Drop every picture and give the entries back exactly.

# start of STORED RECORDS

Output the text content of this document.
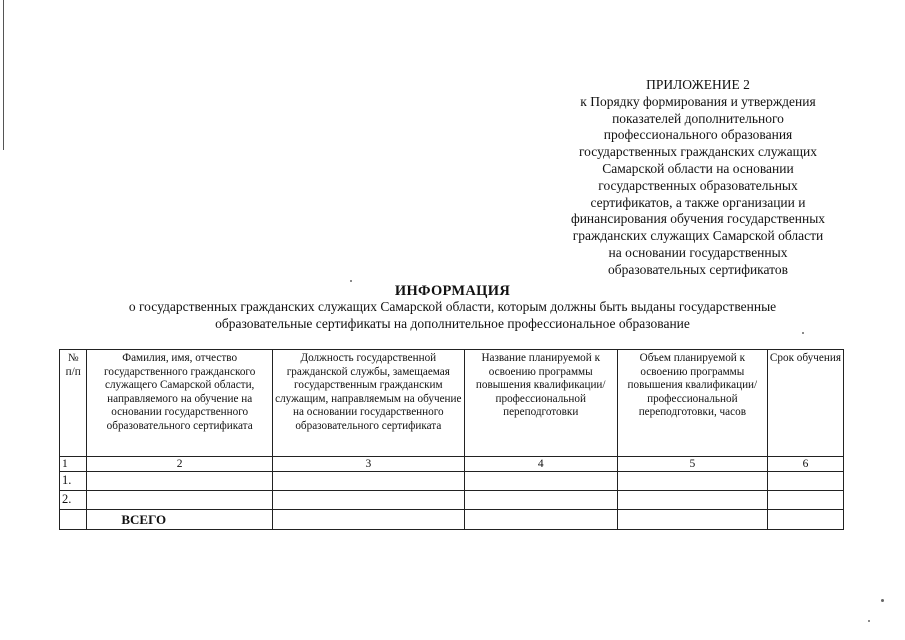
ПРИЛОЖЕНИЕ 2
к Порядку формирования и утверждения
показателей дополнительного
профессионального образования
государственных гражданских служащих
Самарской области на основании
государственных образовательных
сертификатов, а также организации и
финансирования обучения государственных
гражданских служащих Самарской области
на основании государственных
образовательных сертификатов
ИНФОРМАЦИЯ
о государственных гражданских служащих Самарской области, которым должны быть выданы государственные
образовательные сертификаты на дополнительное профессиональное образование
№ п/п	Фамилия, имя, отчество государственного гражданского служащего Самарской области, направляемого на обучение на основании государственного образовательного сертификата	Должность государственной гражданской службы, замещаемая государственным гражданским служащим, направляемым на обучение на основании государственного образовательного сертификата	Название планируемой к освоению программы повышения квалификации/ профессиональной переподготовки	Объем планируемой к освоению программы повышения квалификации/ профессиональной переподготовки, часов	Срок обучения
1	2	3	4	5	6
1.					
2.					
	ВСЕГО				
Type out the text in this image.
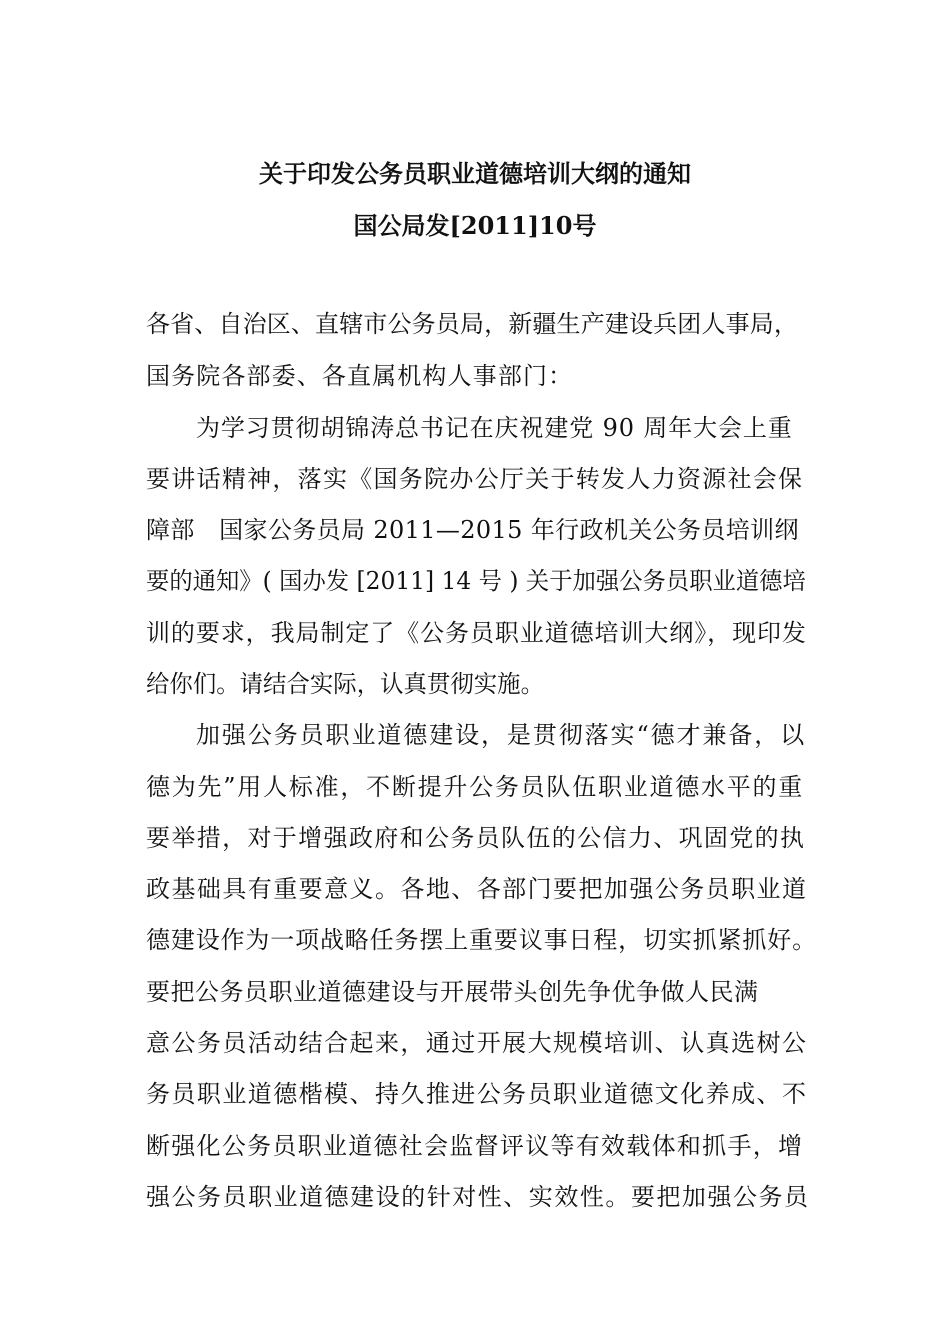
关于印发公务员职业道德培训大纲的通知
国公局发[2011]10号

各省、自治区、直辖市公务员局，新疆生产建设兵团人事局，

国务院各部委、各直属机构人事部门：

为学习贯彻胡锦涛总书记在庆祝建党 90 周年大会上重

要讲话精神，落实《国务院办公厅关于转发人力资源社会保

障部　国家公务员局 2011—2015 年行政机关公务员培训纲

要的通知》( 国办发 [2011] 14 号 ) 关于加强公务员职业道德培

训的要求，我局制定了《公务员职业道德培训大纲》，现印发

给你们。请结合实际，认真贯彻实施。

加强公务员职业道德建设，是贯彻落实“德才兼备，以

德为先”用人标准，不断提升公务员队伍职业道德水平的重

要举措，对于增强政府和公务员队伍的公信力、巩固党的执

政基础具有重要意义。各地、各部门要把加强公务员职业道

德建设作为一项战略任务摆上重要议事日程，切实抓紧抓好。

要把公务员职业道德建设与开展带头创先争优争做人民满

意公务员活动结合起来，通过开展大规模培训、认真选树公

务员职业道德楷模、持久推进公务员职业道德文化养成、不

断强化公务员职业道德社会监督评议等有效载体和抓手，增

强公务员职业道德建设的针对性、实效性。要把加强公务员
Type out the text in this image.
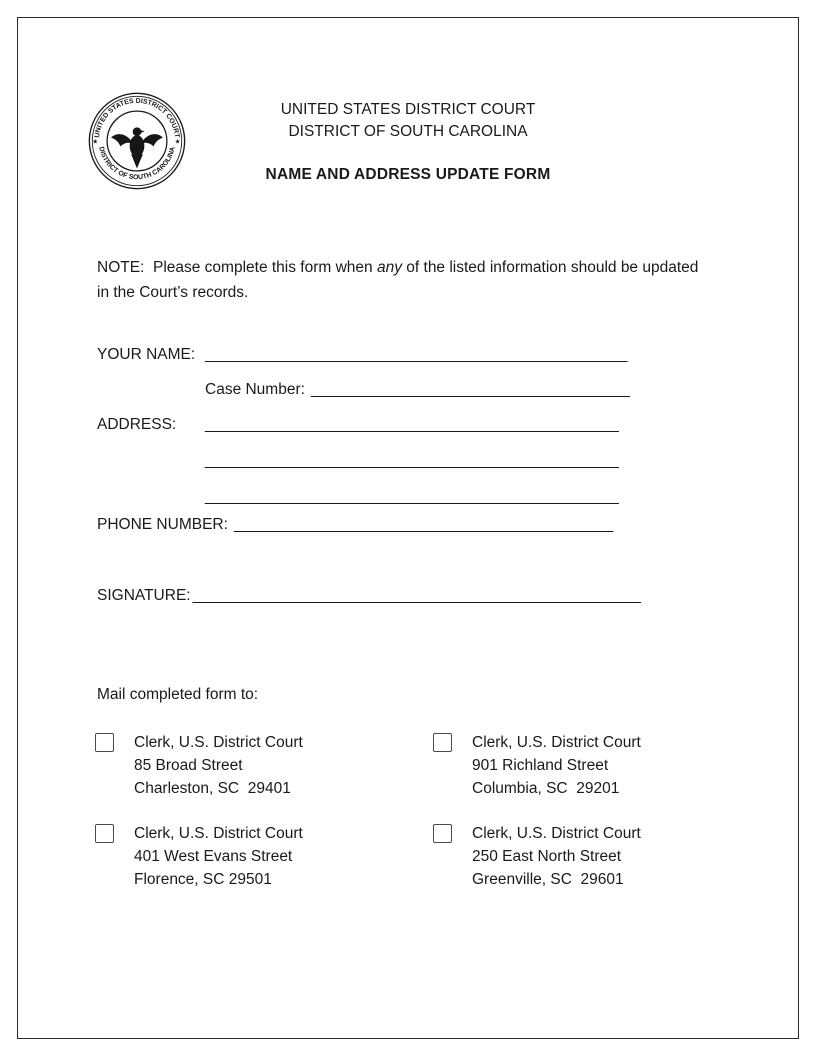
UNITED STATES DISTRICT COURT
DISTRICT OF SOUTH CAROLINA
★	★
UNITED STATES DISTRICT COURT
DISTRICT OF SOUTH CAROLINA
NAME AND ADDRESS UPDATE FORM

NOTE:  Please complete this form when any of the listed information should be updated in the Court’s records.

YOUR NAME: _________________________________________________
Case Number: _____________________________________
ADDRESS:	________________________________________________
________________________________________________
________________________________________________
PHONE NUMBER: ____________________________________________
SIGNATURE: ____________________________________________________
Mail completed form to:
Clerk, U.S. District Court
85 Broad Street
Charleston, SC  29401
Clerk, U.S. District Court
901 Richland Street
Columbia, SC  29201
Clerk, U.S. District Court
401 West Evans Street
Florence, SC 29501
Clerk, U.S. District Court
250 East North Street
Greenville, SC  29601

# end of STORED RECORDS

## EXERCISE ANSWER
Output the text content of this document.
ПРИЛОЖЕНИЕ 2
к Порядку формирования и утверждения
показателей дополнительного
профессионального образования
государственных гражданских служащих
Самарской области на основании
государственных образовательных
сертификатов, а также организации и
финансирования обучения государственных
гражданских служащих Самарской области
на основании государственных
образовательных сертификатов
ИНФОРМАЦИЯ
о государственных гражданских служащих Самарской области, которым должны быть выданы государственные
образовательные сертификаты на дополнительное профессиональное образование
№ п/п	Фамилия, имя, отчество государственного гражданского служащего Самарской области, направляемого на обучение на основании государственного образовательного сертификата	Должность государственной гражданской службы, замещаемая государственным гражданским служащим, направляемым на обучение на основании государственного образовательного сертификата	Название планируемой к освоению программы повышения квалификации/ профессиональной переподготовки	Объем планируемой к освоению программы повышения квалификации/ профессиональной переподготовки, часов	Срок обучения
1	2	3	4	5	6
1.					
2.					
	ВСЕГО				
Type out the text in this image.
关于印发公务员职业道德培训大纲的通知
国公局发[2011]10号

各省、自治区、直辖市公务员局，新疆生产建设兵团人事局，

国务院各部委、各直属机构人事部门：

为学习贯彻胡锦涛总书记在庆祝建党 90 周年大会上重

要讲话精神，落实《国务院办公厅关于转发人力资源社会保

障部　国家公务员局 2011—2015 年行政机关公务员培训纲

要的通知》( 国办发 [2011] 14 号 ) 关于加强公务员职业道德培

训的要求，我局制定了《公务员职业道德培训大纲》，现印发

给你们。请结合实际，认真贯彻实施。

加强公务员职业道德建设，是贯彻落实“德才兼备，以

德为先”用人标准，不断提升公务员队伍职业道德水平的重

要举措，对于增强政府和公务员队伍的公信力、巩固党的执

政基础具有重要意义。各地、各部门要把加强公务员职业道

德建设作为一项战略任务摆上重要议事日程，切实抓紧抓好。

要把公务员职业道德建设与开展带头创先争优争做人民满

意公务员活动结合起来，通过开展大规模培训、认真选树公

务员职业道德楷模、持久推进公务员职业道德文化养成、不

断强化公务员职业道德社会监督评议等有效载体和抓手，增

强公务员职业道德建设的针对性、实效性。要把加强公务员
Type out the text in this image.
UNITED STATES DISTRICT COURT
DISTRICT OF SOUTH CAROLINA
★	★
UNITED STATES DISTRICT COURT
DISTRICT OF SOUTH CAROLINA
NAME AND ADDRESS UPDATE FORM

NOTE:  Please complete this form when any of the listed information should be updated in the Court’s records.

YOUR NAME: _________________________________________________
Case Number: _____________________________________
ADDRESS:	________________________________________________
________________________________________________
________________________________________________
PHONE NUMBER: ____________________________________________
SIGNATURE: ____________________________________________________
Mail completed form to:
Clerk, U.S. District Court
85 Broad Street
Charleston, SC  29401
Clerk, U.S. District Court
901 Richland Street
Columbia, SC  29201
Clerk, U.S. District Court
401 West Evans Street
Florence, SC 29501
Clerk, U.S. District Court
250 East North Street
Greenville, SC  29601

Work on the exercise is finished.